--- Start ---

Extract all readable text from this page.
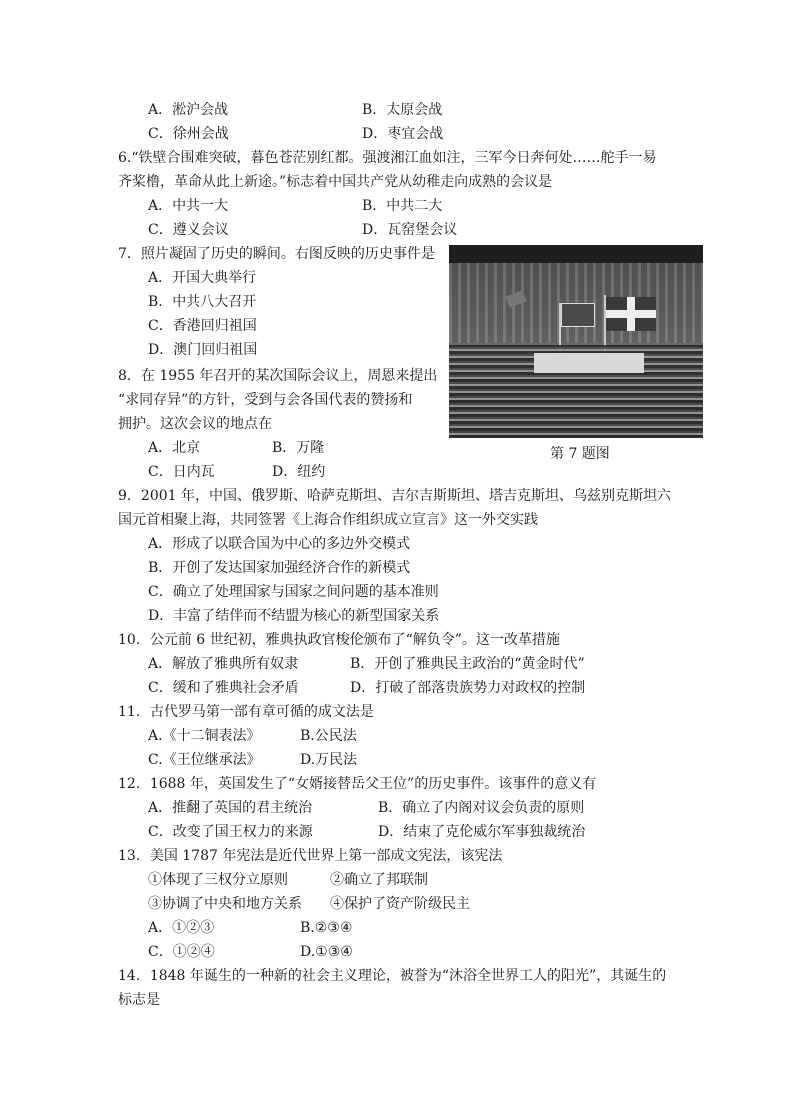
A．淞沪会战	B．太原会战
C．徐州会战	D．枣宜会战
6.“铁壁合围难突破，暮色苍茫别红都。强渡湘江血如注，三军今日奔何处……舵手一易
齐桨橹，革命从此上新途。”标志着中国共产党从幼稚走向成熟的会议是
A．中共一大	B．中共二大
C．遵义会议	D．瓦窑堡会议
7．照片凝固了历史的瞬间。右图反映的历史事件是
A．开国大典举行
B．中共八大召开
C．香港回归祖国
D．澳门回归祖国
第 7 题图
8．在 1955 年召开的某次国际会议上，周恩来提出
“求同存异”的方针，受到与会各国代表的赞扬和
拥护。这次会议的地点在
A．北京	B．万隆
C．日内瓦	D．纽约
9．2001 年，中国、俄罗斯、哈萨克斯坦、吉尔吉斯斯坦、塔吉克斯坦、乌兹别克斯坦六
国元首相聚上海，共同签署《上海合作组织成立宣言》这一外交实践
A．形成了以联合国为中心的多边外交模式
B．开创了发达国家加强经济合作的新模式
C．确立了处理国家与国家之间问题的基本准则
D．丰富了结伴而不结盟为核心的新型国家关系
10．公元前 6 世纪初，雅典执政官梭伦颁布了“解负令”。这一改革措施
A．解放了雅典所有奴隶	B．开创了雅典民主政治的“黄金时代”
C．缓和了雅典社会矛盾	D．打破了部落贵族势力对政权的控制
11．古代罗马第一部有章可循的成文法是
A.《十二铜表法》	B.公民法
C.《王位继承法》	D.万民法
12．1688 年，英国发生了“女婿接替岳父王位”的历史事件。该事件的意义有
A．推翻了英国的君主统治	B．确立了内阁对议会负责的原则
C．改变了国王权力的来源	D．结束了克伦威尔军事独裁统治
13．美国 1787 年宪法是近代世界上第一部成文宪法，该宪法
①体现了三权分立原则	②确立了邦联制
③协调了中央和地方关系 ④保护了资产阶级民主
A．①②③	B.②③④
C．①②④	D.①③④
14．1848 年诞生的一种新的社会主义理论，被誉为“沐浴全世界工人的阳光”，其诞生的
标志是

--- End ---

_Task requirements_
Without including the pictures, return each record above exactly as it stands.

_Exercise solution_
Extract all readable text from this page.
A．淞沪会战	B．太原会战
C．徐州会战	D．枣宜会战
6.“铁壁合围难突破，暮色苍茫别红都。强渡湘江血如注，三军今日奔何处……舵手一易
齐桨橹，革命从此上新途。”标志着中国共产党从幼稚走向成熟的会议是
A．中共一大	B．中共二大
C．遵义会议	D．瓦窑堡会议
7．照片凝固了历史的瞬间。右图反映的历史事件是
A．开国大典举行
B．中共八大召开
C．香港回归祖国
D．澳门回归祖国
第 7 题图
8．在 1955 年召开的某次国际会议上，周恩来提出
“求同存异”的方针，受到与会各国代表的赞扬和
拥护。这次会议的地点在
A．北京	B．万隆
C．日内瓦	D．纽约
9．2001 年，中国、俄罗斯、哈萨克斯坦、吉尔吉斯斯坦、塔吉克斯坦、乌兹别克斯坦六
国元首相聚上海，共同签署《上海合作组织成立宣言》这一外交实践
A．形成了以联合国为中心的多边外交模式
B．开创了发达国家加强经济合作的新模式
C．确立了处理国家与国家之间问题的基本准则
D．丰富了结伴而不结盟为核心的新型国家关系
10．公元前 6 世纪初，雅典执政官梭伦颁布了“解负令”。这一改革措施
A．解放了雅典所有奴隶	B．开创了雅典民主政治的“黄金时代”
C．缓和了雅典社会矛盾	D．打破了部落贵族势力对政权的控制
11．古代罗马第一部有章可循的成文法是
A.《十二铜表法》	B.公民法
C.《王位继承法》	D.万民法
12．1688 年，英国发生了“女婿接替岳父王位”的历史事件。该事件的意义有
A．推翻了英国的君主统治	B．确立了内阁对议会负责的原则
C．改变了国王权力的来源	D．结束了克伦威尔军事独裁统治
13．美国 1787 年宪法是近代世界上第一部成文宪法，该宪法
①体现了三权分立原则	②确立了邦联制
③协调了中央和地方关系 ④保护了资产阶级民主
A．①②③	B.②③④
C．①②④	D.①③④
14．1848 年诞生的一种新的社会主义理论，被誉为“沐浴全世界工人的阳光”，其诞生的
标志是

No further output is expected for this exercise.